As early as 1987 Apple and Xerox proposed a 16 bit character set to include all known current and historic linguistic symbols. In 1991 the formation of the Unicode Consortium made this a reality and in 1996 a "surrogate character" was added to increase the character set to over a million individual positions. As if the 65,000 individual positions of the original 16 bit Unicode were somehow insufficient. When Unicode characters are used it does not necessarily mean that the entire text is going to be stored with 16 bit storage. Eight bit storage can still be used if the program that is displaying the text can substitute the Unicode character for it's unique identifier written out in ASCII text.

Not only did this standard expanded character set allow the use of many different languages but it also provided a mechanism to embed many more symbols and pictographs into text. The main use of additional symbols was mathematical operators and other technical symbols. This Unicode standard allowed cross platform compatibility of symbols embedded in text. At least it was supposed to. The reality was that embedded symbols very often were available only in certain software packages and moving text from one platform to another while preserving the embedded symbols was not always easy.

The other limitation of the expanded character sets made possible by Unicode was that they were focused on linguistic characters and special symbols used in science and mathematics. This was very useful for many purposes, but speakers of only English with little technical knowledge were left out.

The latest development of Unicode is UTF-8. UTF-8 is an eight bit character system that is reverse compatible with the original 95 printable ASCII characters, but also provides more seamless support for embedded characters. Basically what UTF-8 does is allow ASCII text to be used just as it always has been and characters from all of Unicode can be embedded without the use of a special character to indicate that a Unicode character follows. One significant thing this does is save quite a bit of file size when lots of Unicode characters are embedded within a text. Not only is the special character to denote that a Unicode character follows not required, but the code for the Unicode character can also be rather short. Just two eight bit bytes for the first 1920 Unicode characters.

The other big improvement with UTF-8 is that the first few bits of the code for each Unicode character begin with an indication of how long the code itself is. What this does is allow Unicode characters to be embedded in UTF-8 text without any misinterpretations of characters. When embedding Unicode characters into ASCII text it is sometimes necessary to follow the code for a Unicode character with the Unicode code for the next ASCII character. Faҁade for example becomes Fa䠚de unless the code for the C-cedilla is followed by Unicode for the letter a.

The limitation of UTF-8 is that it is difficult to type directly. When typing code directly in a programming language generally all you have to work with are the 95 printable ASCII characters. UTF-8 requires other unique byte sequences for the insertion of Unicode characters, and these bytes sequences don't show up on the keyboard. The codes for Unicode characters are normally expressed in hexadecimal form, and likewise there is always a hexadecimal equivalent for the UTF-8 character code. The only real problem with using the hexadecimal form of the UTF-8 code is that it just ends up being an unnecessarily long string of ASCII characters. The A2 code for the cent symbol (¢) becomes C2A2 in hexadecimal UTF-8 form and the longer 144E code for ᑎ becomes E1918E in hexadecimal UTF-8 form.

Recorded information -
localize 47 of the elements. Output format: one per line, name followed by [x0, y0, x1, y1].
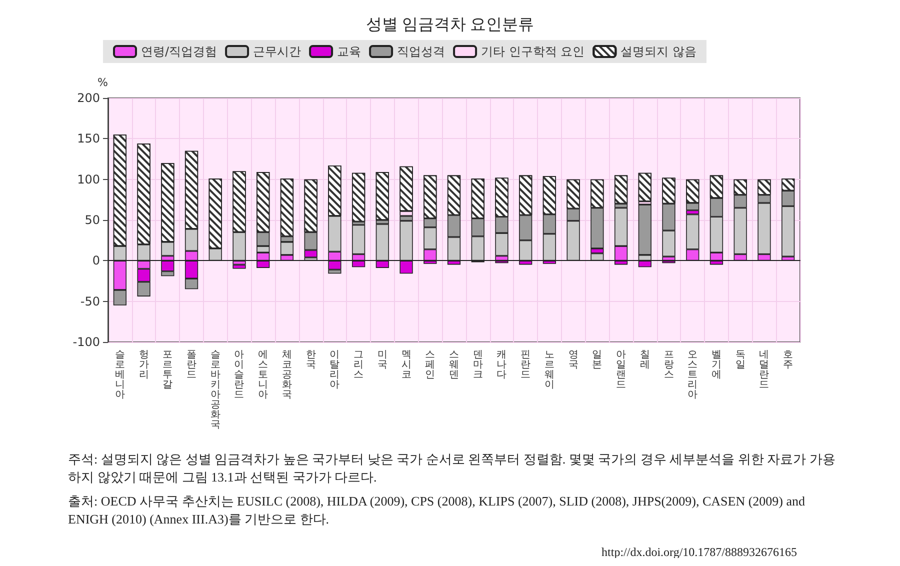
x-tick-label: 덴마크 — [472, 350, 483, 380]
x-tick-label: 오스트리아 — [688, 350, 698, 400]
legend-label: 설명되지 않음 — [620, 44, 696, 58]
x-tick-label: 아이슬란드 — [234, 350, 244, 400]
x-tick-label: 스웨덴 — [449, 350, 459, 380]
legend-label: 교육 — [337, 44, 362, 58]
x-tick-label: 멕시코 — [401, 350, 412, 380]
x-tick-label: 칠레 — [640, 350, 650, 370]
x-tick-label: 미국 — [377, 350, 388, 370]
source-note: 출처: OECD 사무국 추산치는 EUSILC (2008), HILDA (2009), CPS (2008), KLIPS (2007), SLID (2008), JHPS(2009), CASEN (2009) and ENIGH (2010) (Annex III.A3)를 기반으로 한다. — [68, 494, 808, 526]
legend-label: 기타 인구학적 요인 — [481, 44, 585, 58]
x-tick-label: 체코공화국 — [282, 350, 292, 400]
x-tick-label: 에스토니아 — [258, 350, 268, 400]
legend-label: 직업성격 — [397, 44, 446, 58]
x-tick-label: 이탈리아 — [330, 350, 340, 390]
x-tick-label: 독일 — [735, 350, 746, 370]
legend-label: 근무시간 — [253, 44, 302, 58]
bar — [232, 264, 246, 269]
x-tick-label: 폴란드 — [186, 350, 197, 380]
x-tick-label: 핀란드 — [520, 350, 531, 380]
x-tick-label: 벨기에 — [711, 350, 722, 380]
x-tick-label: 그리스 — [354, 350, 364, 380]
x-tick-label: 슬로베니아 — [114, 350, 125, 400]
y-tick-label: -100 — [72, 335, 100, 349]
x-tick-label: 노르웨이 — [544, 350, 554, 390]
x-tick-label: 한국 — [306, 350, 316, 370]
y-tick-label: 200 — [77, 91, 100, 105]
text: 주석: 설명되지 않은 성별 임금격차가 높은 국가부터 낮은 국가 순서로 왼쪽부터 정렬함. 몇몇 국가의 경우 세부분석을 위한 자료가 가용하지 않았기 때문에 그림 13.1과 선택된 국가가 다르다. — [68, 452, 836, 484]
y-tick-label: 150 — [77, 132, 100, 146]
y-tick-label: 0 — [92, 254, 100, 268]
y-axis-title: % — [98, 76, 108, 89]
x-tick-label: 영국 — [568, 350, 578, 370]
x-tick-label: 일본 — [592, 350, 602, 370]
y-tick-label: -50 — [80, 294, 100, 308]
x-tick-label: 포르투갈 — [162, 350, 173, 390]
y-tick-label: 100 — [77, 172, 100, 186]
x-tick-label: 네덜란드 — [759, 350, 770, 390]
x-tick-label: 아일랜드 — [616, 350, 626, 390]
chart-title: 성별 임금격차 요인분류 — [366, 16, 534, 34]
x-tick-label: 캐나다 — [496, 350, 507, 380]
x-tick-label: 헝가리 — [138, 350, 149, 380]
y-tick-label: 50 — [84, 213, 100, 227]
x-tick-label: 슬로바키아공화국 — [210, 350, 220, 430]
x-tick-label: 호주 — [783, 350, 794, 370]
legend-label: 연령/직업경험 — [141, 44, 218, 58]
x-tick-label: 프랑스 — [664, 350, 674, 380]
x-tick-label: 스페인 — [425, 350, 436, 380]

--

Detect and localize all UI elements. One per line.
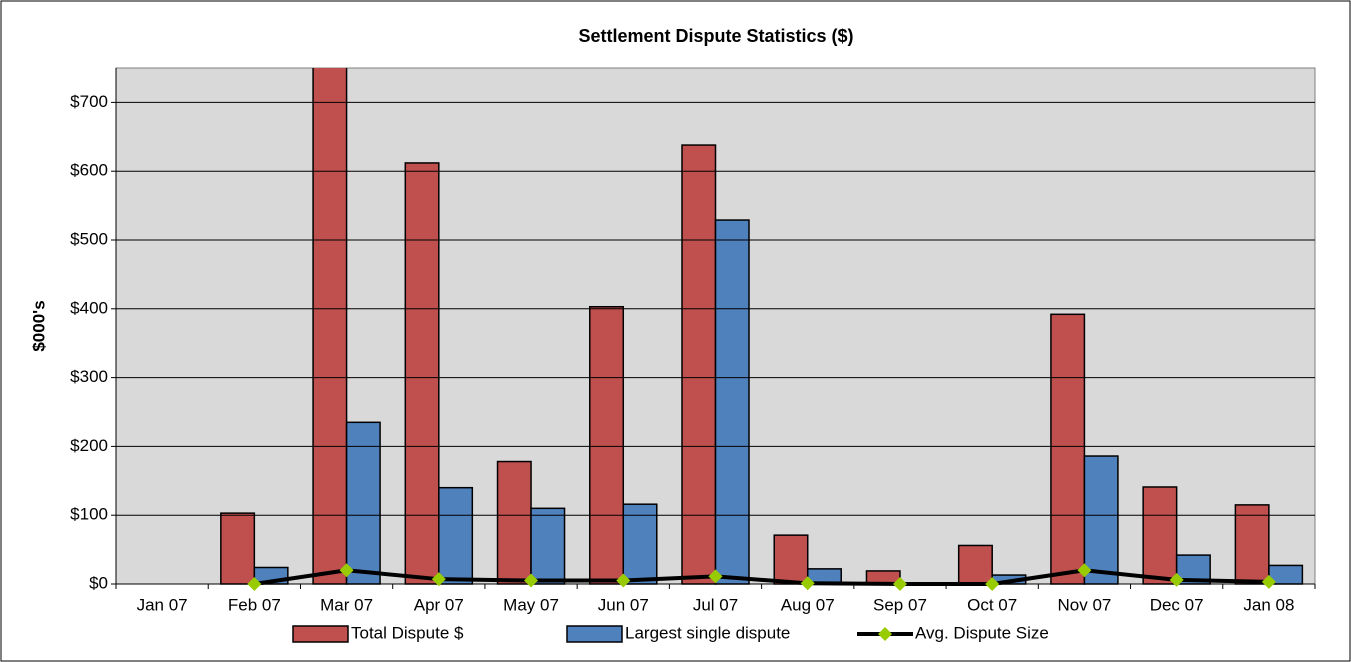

Written instruction -
Answer these from the passage on Unicode:
1. In what year was the Unicode Consortium formed?
2. How many bytes does UTF-8 use to code each of the first 1920 Unicode characters?
3. What does the A2 code for the cent symbol become in hexadecimal UTF-8 form?
The material has no role in this exercise.

Right answer -
1. 1991
2. Two eight bit bytes
3. C2A2